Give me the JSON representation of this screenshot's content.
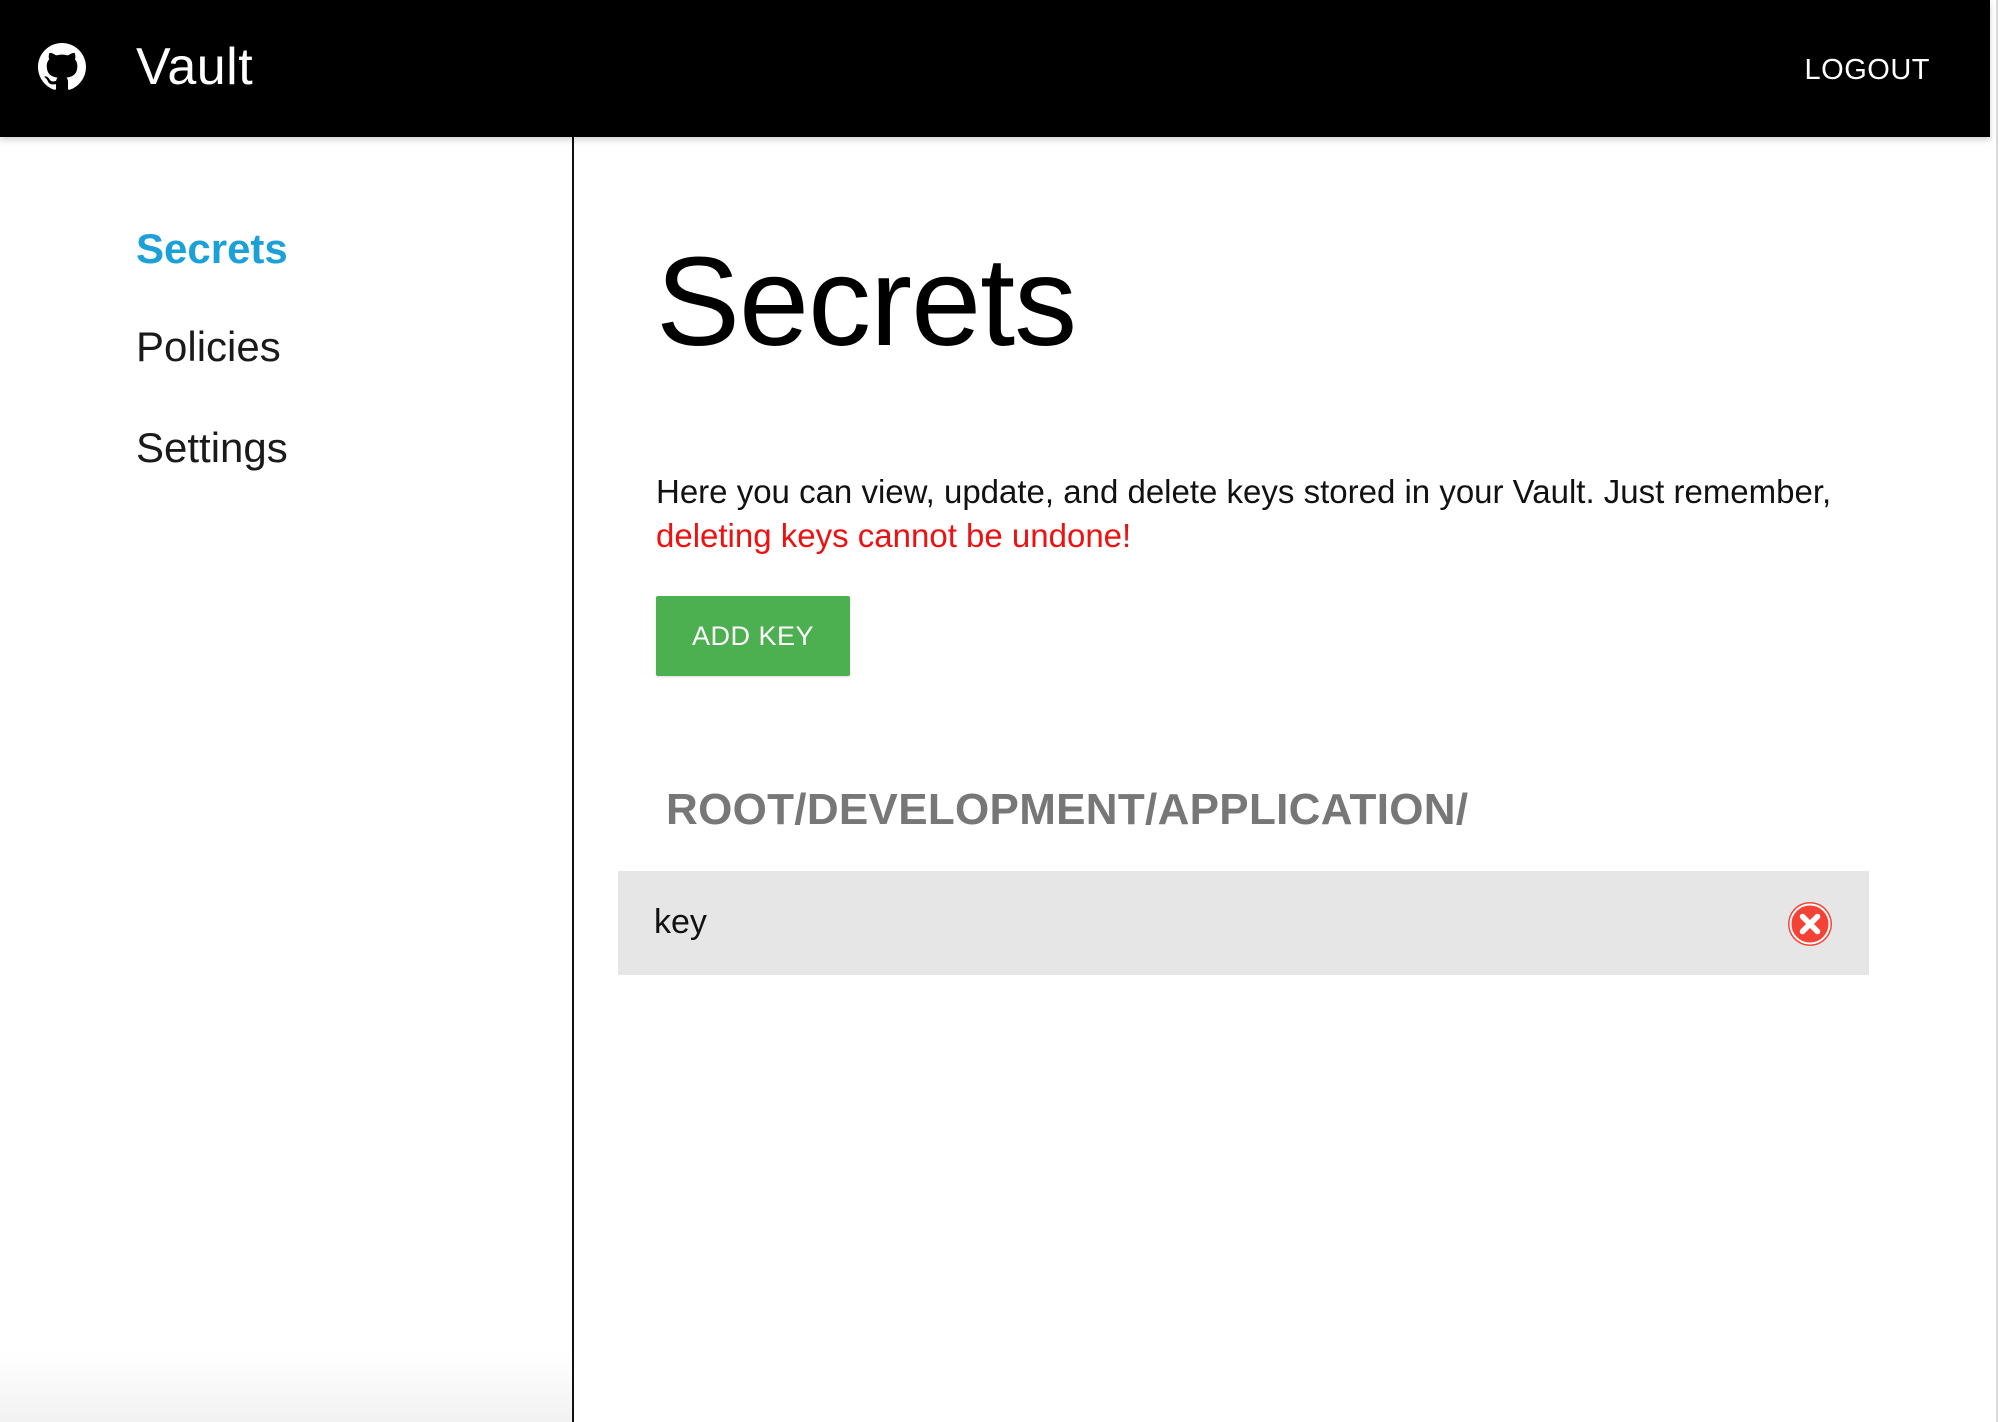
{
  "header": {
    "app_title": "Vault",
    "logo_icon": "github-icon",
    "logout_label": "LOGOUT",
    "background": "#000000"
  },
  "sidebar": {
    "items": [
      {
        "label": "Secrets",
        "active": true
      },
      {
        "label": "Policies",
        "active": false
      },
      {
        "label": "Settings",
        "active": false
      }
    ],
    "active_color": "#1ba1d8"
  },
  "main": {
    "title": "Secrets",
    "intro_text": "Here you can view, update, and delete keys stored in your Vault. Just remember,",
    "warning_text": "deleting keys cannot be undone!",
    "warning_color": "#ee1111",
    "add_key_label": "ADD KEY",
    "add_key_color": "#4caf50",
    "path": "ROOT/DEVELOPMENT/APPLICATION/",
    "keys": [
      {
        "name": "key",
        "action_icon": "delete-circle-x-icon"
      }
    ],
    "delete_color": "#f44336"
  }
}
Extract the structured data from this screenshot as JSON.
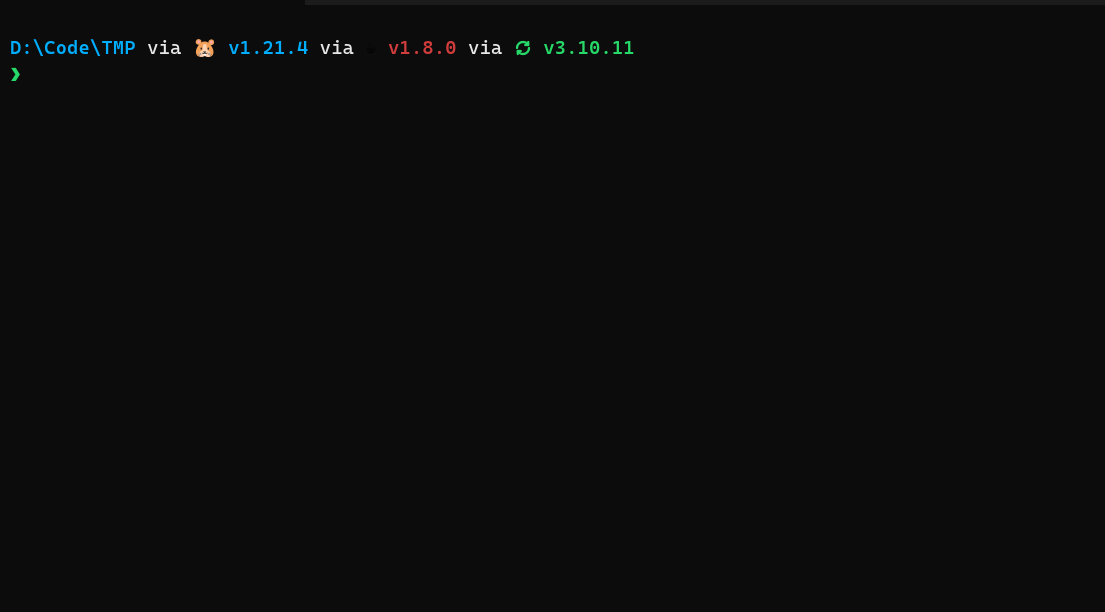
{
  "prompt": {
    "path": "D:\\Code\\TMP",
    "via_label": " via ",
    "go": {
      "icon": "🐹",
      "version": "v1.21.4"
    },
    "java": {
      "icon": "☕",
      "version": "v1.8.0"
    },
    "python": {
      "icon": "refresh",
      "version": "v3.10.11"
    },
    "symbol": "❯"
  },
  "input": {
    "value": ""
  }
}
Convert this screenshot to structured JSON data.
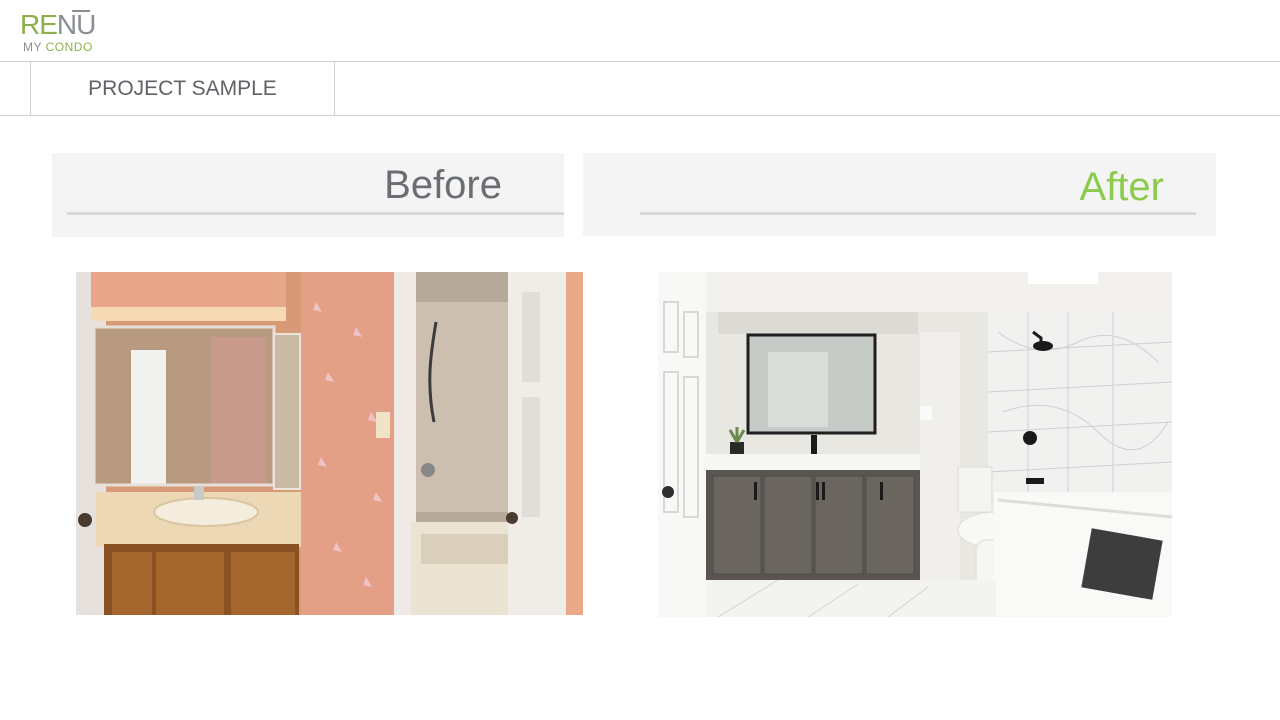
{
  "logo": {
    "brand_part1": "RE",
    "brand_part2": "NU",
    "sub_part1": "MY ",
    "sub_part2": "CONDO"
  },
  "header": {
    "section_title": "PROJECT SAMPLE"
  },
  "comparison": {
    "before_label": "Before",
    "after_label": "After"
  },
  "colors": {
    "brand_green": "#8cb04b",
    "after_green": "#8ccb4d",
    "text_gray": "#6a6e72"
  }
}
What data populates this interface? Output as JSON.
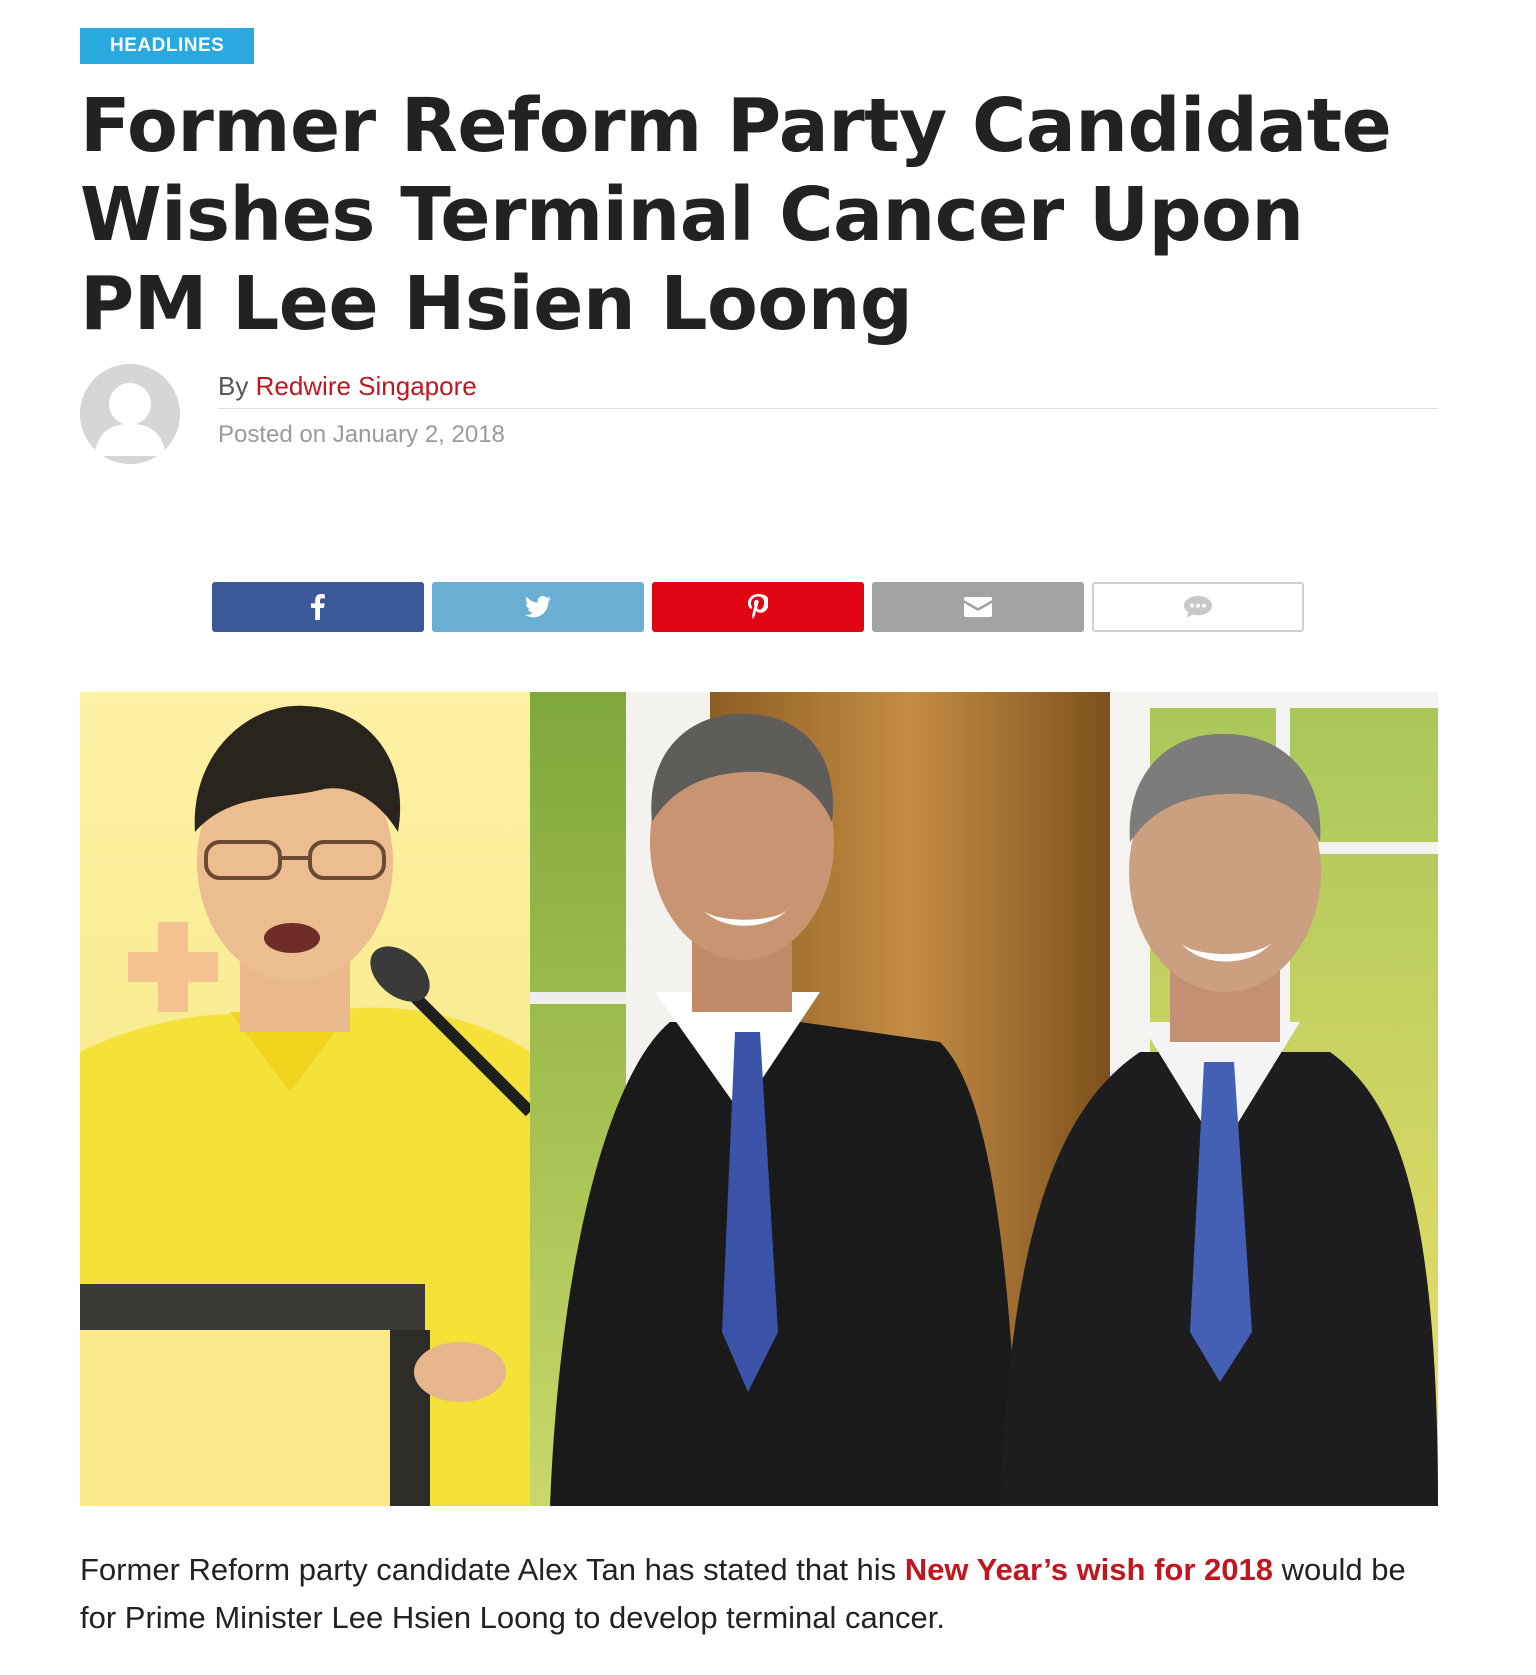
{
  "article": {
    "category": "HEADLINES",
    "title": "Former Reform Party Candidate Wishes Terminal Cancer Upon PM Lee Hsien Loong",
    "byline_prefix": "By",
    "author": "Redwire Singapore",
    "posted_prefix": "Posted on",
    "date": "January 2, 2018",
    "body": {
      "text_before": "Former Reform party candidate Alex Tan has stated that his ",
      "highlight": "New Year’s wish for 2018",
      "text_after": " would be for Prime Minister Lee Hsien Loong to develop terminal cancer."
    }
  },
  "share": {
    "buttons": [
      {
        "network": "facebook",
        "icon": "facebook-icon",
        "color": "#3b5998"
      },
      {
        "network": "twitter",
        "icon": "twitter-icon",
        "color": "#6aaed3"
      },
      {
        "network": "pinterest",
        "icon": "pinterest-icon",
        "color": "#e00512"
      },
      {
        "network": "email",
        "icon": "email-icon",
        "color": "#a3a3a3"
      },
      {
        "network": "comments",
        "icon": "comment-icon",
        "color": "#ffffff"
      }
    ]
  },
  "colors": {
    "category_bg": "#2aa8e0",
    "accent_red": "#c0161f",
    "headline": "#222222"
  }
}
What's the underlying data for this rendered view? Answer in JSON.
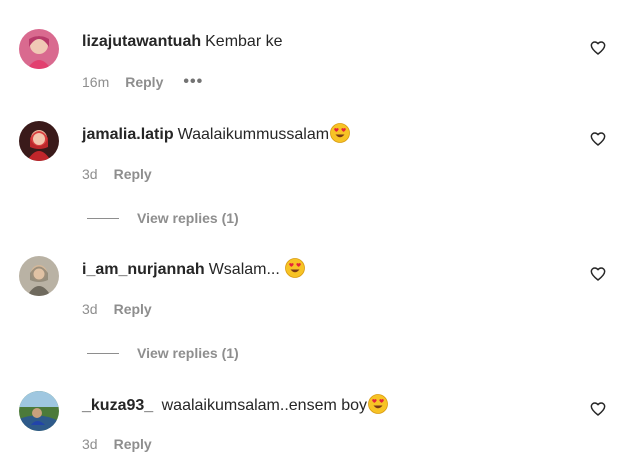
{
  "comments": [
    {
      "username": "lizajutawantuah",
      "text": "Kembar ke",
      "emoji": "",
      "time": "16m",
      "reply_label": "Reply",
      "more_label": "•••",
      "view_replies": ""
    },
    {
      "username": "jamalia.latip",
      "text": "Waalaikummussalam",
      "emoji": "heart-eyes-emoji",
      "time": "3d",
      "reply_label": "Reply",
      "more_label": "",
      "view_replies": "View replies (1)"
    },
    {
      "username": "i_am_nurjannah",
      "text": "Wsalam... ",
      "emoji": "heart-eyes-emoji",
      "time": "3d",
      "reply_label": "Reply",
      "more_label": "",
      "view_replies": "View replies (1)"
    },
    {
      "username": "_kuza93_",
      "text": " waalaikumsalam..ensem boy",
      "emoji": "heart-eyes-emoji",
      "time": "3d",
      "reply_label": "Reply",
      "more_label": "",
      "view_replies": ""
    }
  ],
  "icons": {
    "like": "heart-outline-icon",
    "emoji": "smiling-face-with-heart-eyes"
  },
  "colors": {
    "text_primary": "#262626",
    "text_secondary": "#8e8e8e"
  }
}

**********

:: What to produce ::
Extract the run of lines beginning with the line that holds "What's the underlying" and ending at the last line of the data, inclusive. Exclude any pictures from the copy.

:: Correct output ::
What's the underlying data for this rendered view? Answer in JSON.
{
  "comments": [
    {
      "username": "lizajutawantuah",
      "text": "Kembar ke",
      "emoji": "",
      "time": "16m",
      "reply_label": "Reply",
      "more_label": "•••",
      "view_replies": ""
    },
    {
      "username": "jamalia.latip",
      "text": "Waalaikummussalam",
      "emoji": "heart-eyes-emoji",
      "time": "3d",
      "reply_label": "Reply",
      "more_label": "",
      "view_replies": "View replies (1)"
    },
    {
      "username": "i_am_nurjannah",
      "text": "Wsalam... ",
      "emoji": "heart-eyes-emoji",
      "time": "3d",
      "reply_label": "Reply",
      "more_label": "",
      "view_replies": "View replies (1)"
    },
    {
      "username": "_kuza93_",
      "text": " waalaikumsalam..ensem boy",
      "emoji": "heart-eyes-emoji",
      "time": "3d",
      "reply_label": "Reply",
      "more_label": "",
      "view_replies": ""
    }
  ],
  "icons": {
    "like": "heart-outline-icon",
    "emoji": "smiling-face-with-heart-eyes"
  },
  "colors": {
    "text_primary": "#262626",
    "text_secondary": "#8e8e8e"
  }
}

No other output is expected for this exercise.